• [THE REQUEST]: Collect from the data below each line with "数据中心".

• [DATASET RECORDS]:

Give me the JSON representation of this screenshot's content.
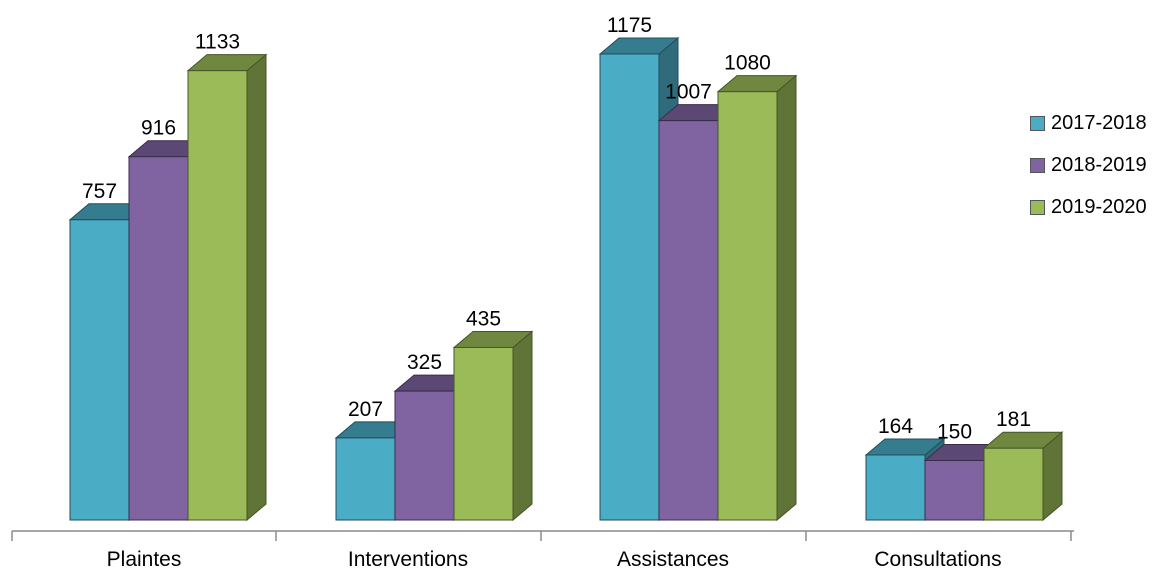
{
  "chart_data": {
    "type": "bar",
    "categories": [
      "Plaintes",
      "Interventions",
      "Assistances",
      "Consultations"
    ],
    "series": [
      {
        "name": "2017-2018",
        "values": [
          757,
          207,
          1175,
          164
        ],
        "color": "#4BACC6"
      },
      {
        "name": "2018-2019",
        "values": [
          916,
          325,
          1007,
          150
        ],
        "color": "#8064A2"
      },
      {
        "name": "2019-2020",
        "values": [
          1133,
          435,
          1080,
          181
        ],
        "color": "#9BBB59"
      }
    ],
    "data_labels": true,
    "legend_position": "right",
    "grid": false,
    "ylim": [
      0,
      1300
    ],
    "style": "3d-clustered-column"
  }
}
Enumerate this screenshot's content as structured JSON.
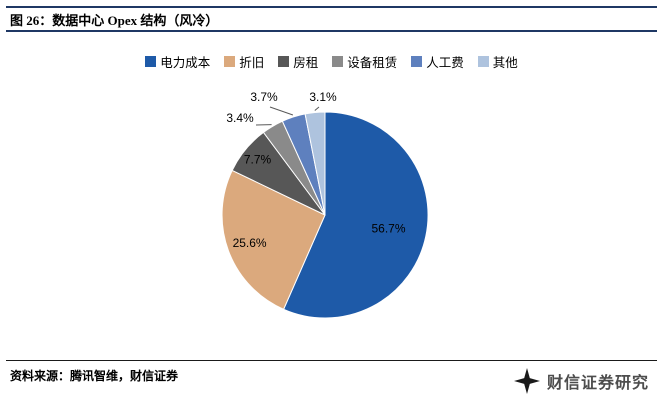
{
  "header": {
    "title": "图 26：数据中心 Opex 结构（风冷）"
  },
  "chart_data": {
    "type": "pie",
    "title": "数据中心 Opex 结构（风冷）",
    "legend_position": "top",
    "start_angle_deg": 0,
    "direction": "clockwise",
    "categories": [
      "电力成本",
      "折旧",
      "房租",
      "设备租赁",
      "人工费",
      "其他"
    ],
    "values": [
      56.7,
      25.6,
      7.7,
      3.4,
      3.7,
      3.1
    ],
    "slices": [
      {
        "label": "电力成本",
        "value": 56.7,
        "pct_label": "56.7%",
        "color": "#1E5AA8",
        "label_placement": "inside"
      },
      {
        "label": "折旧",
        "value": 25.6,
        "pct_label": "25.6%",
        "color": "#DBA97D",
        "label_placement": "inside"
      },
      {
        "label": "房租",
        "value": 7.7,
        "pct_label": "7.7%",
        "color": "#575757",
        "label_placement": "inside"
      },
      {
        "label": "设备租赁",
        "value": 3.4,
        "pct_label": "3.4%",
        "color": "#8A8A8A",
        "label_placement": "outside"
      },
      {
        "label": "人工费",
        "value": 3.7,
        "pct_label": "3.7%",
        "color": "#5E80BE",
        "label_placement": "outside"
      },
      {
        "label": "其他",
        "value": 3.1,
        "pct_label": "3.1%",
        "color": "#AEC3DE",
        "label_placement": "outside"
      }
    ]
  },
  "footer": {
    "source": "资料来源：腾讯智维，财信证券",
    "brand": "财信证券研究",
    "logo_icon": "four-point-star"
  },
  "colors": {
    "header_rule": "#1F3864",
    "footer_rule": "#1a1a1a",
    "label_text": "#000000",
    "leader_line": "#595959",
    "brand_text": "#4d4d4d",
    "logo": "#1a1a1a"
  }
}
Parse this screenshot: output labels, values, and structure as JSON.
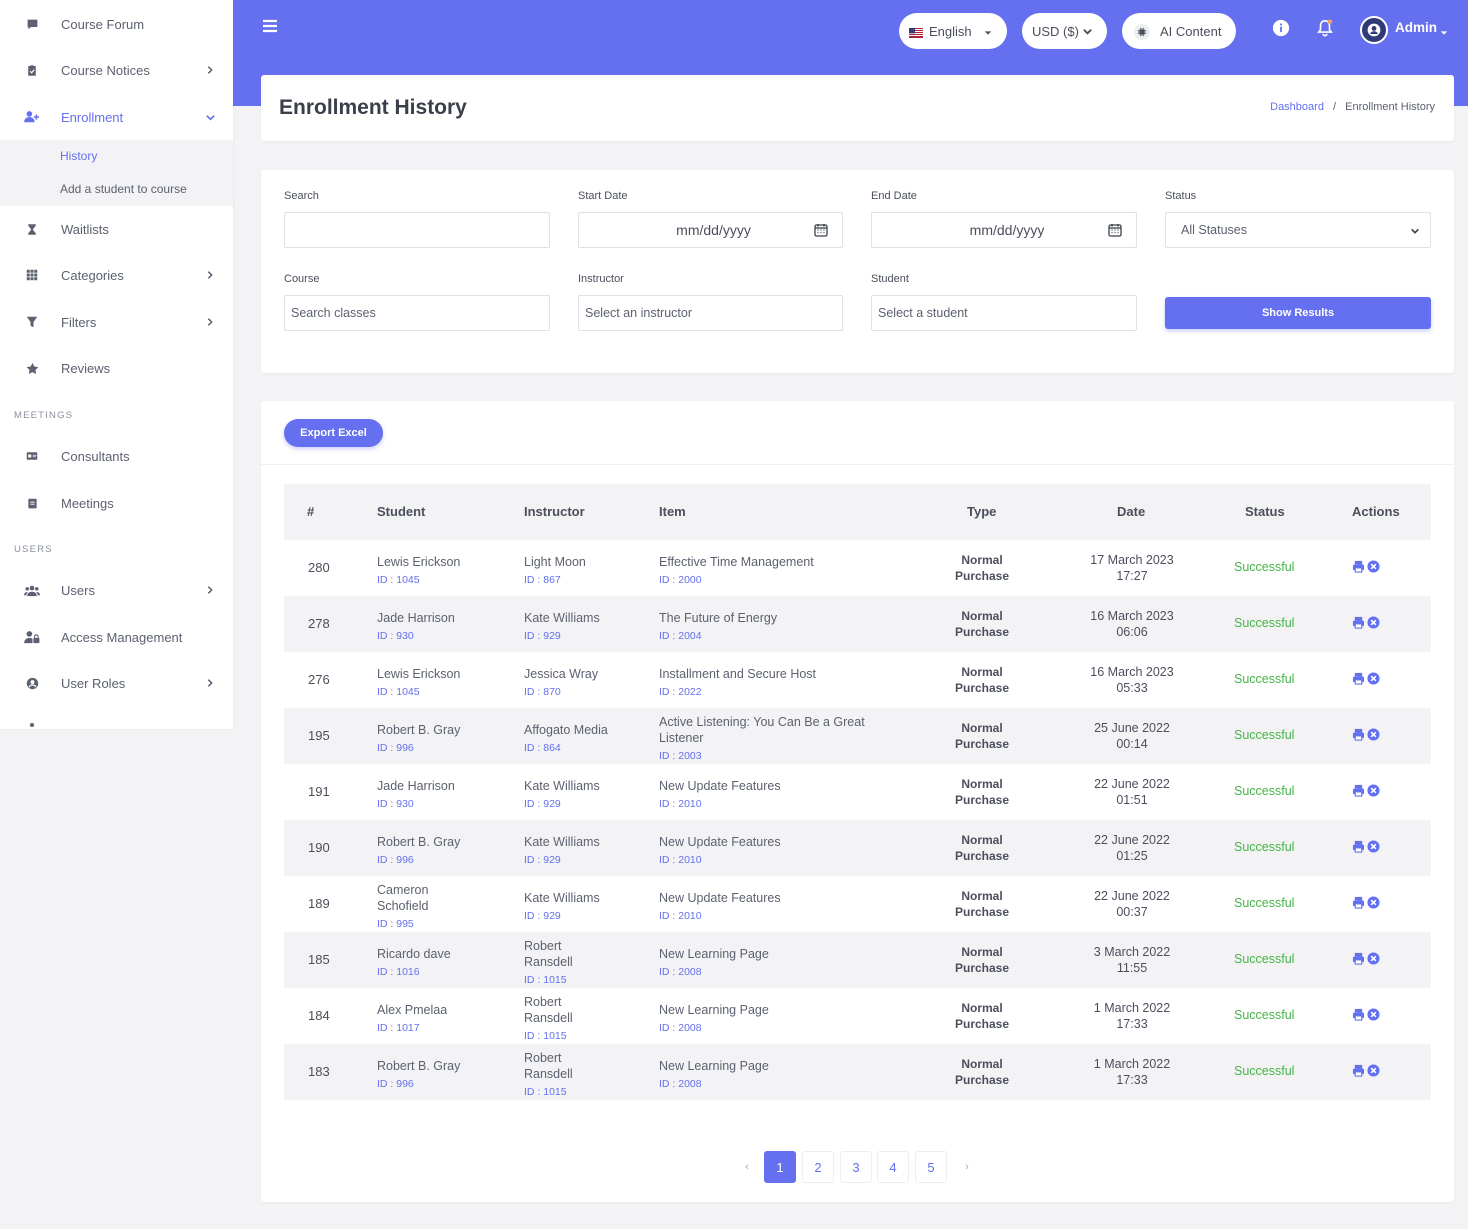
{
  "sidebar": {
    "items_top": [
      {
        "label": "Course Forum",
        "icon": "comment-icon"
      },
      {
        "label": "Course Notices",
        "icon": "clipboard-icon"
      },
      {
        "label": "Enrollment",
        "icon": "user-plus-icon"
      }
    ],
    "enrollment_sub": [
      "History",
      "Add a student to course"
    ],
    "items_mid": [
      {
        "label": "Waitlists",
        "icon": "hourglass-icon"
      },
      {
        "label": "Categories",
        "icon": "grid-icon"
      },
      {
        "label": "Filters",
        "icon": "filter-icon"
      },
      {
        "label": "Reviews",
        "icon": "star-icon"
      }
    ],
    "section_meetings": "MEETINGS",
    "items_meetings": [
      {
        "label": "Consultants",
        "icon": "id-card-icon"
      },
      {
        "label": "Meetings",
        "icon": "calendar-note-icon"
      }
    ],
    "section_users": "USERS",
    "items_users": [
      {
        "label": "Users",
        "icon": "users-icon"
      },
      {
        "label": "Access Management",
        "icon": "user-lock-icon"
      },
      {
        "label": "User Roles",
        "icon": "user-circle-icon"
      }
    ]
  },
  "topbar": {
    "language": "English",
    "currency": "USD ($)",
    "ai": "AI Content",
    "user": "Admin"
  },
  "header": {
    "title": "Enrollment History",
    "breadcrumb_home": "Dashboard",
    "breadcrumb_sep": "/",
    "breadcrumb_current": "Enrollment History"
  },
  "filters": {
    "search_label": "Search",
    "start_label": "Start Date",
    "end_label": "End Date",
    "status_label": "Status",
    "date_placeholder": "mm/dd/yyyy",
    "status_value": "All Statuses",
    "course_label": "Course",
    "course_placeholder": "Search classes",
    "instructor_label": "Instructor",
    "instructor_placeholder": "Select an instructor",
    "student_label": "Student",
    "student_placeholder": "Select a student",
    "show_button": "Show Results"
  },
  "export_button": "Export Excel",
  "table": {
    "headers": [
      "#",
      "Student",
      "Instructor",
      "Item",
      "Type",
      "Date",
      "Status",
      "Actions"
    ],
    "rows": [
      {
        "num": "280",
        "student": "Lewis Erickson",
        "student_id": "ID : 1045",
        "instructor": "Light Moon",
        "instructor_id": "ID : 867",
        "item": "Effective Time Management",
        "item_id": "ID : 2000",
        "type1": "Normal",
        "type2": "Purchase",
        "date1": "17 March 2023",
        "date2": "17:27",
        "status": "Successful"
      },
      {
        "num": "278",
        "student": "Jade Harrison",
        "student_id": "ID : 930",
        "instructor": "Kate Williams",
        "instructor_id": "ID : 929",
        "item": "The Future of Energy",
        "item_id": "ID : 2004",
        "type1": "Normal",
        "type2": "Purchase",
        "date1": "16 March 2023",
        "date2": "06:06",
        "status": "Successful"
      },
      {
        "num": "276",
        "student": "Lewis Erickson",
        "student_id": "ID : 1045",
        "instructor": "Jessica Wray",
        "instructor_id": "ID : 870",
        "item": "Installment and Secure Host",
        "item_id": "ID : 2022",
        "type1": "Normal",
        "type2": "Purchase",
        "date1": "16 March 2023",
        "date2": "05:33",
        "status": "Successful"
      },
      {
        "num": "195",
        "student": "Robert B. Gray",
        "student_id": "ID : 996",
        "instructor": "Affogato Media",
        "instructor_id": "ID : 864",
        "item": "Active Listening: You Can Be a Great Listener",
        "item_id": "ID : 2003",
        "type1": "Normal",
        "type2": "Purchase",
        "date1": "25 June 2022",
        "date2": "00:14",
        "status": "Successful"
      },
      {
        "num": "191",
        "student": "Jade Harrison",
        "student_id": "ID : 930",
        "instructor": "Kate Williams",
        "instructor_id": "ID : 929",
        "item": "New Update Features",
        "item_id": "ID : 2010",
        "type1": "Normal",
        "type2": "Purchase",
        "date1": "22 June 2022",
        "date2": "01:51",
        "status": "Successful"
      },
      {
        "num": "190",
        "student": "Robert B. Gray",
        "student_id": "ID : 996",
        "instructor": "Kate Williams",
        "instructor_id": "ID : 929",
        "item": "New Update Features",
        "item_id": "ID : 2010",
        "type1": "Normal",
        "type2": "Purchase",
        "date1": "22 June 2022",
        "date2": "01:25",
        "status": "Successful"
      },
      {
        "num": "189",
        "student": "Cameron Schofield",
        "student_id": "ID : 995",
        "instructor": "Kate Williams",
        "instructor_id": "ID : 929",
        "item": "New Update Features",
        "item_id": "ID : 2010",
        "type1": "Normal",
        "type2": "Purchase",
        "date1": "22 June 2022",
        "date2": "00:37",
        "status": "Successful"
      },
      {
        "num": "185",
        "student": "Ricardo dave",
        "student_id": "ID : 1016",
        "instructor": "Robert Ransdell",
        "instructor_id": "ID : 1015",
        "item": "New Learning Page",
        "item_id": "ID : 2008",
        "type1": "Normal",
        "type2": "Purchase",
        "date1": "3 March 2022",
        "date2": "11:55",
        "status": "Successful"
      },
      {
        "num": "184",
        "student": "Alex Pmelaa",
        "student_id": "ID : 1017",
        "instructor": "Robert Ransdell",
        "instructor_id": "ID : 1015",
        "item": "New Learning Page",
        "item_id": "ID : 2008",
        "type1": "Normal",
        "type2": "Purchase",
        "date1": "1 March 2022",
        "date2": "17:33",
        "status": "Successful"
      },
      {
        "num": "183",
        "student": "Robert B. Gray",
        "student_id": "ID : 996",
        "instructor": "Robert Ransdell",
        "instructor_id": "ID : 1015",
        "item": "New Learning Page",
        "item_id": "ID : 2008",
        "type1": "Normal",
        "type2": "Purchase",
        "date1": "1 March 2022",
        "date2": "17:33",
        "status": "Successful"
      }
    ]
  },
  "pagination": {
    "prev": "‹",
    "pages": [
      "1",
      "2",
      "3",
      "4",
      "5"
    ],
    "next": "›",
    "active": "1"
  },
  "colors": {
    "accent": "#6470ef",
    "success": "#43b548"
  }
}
--
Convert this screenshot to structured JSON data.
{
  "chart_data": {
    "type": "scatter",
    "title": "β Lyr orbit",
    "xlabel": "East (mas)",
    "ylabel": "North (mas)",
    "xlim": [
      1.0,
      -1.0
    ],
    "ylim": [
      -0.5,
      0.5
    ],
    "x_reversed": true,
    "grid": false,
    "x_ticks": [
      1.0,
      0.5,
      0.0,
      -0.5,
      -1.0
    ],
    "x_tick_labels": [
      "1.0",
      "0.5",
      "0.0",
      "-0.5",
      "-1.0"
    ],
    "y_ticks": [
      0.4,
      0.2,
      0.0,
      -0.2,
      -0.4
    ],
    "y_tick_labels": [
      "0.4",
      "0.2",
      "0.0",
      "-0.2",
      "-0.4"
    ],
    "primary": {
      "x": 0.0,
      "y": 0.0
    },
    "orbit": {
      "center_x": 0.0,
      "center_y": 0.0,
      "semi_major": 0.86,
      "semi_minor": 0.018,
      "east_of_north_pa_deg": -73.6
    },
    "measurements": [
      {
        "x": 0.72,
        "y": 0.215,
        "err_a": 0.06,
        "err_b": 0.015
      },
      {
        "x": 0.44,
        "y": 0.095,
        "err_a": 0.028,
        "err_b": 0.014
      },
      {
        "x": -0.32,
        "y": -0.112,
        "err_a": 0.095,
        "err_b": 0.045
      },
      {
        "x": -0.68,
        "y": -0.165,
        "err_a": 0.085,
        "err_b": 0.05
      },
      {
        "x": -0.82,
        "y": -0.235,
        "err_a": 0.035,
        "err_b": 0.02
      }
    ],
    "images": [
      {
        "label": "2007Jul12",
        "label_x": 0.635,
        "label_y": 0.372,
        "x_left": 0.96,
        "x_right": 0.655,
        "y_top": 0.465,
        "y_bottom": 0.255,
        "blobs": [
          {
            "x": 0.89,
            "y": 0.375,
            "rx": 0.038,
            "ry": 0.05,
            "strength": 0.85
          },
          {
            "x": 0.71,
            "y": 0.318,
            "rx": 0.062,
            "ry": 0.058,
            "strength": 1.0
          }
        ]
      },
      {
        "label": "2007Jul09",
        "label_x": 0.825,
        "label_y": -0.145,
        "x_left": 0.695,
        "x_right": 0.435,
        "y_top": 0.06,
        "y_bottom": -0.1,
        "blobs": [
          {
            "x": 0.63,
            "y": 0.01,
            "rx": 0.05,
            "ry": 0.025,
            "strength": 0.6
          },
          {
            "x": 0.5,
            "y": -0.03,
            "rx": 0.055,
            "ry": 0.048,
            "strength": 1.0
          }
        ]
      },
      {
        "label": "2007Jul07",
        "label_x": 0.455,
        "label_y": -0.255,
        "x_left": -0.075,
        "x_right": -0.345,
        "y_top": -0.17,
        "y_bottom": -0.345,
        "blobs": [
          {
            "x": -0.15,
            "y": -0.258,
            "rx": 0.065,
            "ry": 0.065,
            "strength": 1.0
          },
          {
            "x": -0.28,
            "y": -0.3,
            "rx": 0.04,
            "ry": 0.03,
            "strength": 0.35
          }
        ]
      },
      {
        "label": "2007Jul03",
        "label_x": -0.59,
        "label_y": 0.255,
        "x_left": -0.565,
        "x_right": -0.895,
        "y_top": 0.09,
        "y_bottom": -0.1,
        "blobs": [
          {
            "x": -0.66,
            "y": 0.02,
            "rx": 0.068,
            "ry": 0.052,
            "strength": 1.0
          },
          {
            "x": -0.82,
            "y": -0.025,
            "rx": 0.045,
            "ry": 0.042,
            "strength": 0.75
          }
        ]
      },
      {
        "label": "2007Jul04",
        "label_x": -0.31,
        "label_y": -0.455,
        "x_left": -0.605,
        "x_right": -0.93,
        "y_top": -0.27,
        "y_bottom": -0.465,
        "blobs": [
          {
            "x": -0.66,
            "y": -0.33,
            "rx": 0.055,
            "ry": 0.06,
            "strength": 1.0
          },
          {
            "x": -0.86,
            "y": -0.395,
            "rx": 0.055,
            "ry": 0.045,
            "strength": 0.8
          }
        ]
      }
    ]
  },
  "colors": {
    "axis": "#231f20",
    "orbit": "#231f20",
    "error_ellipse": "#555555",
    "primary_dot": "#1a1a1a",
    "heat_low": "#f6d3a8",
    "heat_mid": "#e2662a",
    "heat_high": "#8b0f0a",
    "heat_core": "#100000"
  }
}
==
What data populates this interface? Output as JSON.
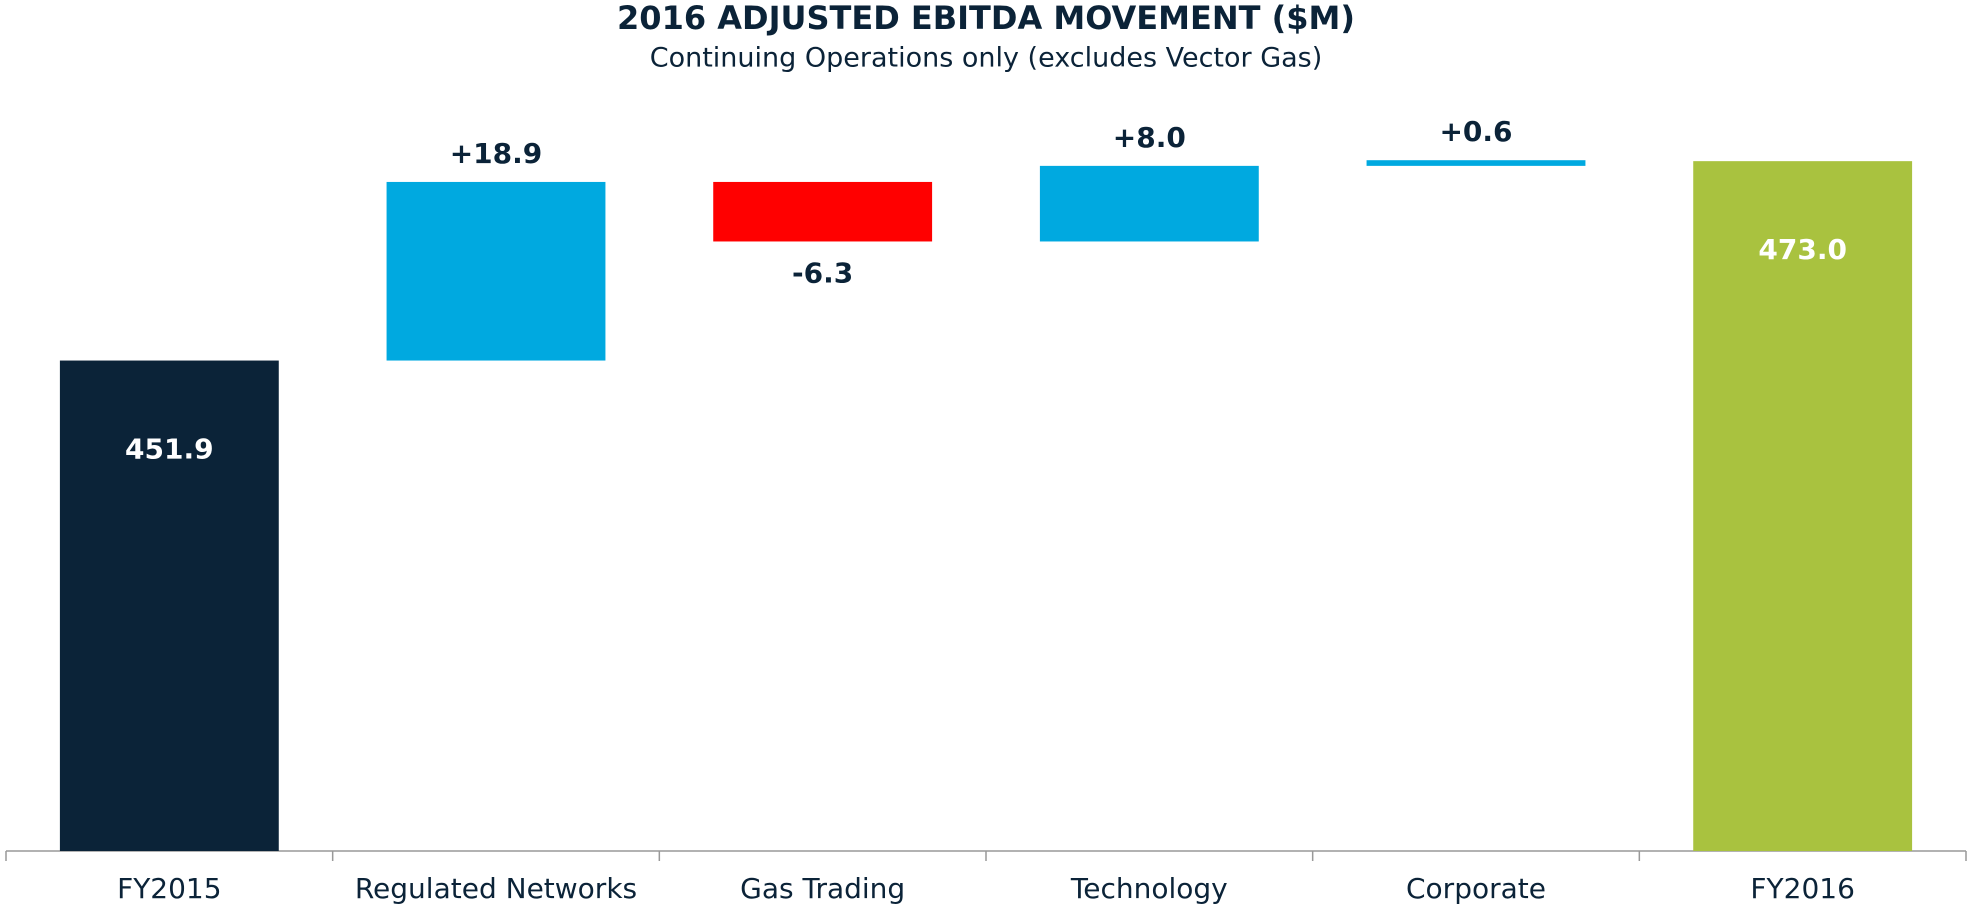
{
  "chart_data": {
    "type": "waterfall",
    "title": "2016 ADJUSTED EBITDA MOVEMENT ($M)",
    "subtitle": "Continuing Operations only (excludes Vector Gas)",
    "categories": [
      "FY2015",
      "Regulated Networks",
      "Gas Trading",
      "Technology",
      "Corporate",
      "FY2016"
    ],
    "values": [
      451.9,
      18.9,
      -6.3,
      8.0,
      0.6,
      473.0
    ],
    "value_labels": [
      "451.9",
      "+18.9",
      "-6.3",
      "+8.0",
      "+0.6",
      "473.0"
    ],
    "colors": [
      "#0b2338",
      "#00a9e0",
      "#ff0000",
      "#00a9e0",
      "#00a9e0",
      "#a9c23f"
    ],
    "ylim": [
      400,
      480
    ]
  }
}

• [WRITTEN SOLUTION]:
    "title": "图 26：数据中心 Opex 结构（风冷）"
    "title": "数据中心 Opex 结构（风冷）",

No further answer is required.